#### Exercise:
Copy every line that contains the string "SRMTID" from the entries below.
+ + +
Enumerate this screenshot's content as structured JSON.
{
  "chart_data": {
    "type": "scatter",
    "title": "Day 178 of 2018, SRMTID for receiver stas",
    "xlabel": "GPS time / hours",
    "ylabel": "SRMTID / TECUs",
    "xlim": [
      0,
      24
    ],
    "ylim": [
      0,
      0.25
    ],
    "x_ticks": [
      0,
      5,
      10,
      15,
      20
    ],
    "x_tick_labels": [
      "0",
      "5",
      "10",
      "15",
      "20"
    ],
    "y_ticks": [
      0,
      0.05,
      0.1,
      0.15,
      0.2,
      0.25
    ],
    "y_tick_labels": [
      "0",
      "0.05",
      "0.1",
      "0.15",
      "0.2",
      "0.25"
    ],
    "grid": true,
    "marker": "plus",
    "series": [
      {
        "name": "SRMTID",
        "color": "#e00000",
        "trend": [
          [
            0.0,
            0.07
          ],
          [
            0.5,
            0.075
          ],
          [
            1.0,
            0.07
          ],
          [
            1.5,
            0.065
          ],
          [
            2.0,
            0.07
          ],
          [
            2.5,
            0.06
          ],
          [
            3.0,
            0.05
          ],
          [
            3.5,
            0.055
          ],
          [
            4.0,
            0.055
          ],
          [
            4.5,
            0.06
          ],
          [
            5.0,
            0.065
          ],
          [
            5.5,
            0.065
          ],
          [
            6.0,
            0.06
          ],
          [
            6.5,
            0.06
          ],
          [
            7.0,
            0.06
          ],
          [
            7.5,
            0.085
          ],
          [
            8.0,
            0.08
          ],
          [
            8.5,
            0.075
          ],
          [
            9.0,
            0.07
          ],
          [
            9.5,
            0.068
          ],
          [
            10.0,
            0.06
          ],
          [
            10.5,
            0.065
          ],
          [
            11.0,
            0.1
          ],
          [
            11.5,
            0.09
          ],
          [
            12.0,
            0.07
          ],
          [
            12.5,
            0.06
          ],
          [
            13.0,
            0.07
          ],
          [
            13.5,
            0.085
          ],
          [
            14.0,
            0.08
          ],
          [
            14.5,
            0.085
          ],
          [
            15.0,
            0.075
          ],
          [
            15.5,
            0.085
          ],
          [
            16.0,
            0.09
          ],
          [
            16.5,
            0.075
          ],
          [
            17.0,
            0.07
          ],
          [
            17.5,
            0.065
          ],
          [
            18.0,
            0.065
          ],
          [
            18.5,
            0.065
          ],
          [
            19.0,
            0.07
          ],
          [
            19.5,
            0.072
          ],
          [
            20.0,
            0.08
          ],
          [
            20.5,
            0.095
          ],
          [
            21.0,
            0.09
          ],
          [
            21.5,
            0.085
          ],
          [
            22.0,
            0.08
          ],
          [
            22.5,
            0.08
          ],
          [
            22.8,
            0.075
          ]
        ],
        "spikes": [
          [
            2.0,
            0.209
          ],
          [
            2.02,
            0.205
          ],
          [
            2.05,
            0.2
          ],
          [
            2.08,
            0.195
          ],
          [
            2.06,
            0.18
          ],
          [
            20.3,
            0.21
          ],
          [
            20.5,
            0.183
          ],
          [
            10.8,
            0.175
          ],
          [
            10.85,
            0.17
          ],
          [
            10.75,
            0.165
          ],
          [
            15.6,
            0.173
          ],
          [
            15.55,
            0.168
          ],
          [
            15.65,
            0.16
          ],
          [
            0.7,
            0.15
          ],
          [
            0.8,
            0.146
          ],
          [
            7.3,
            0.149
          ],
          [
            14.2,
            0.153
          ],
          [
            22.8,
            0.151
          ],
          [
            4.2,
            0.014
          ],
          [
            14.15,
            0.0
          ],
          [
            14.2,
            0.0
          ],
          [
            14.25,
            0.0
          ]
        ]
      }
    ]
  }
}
+ + +
#### Finished exercise:
    "title": "Day 178 of 2018, SRMTID for receiver stas",
    "ylabel": "SRMTID / TECUs",
        "name": "SRMTID",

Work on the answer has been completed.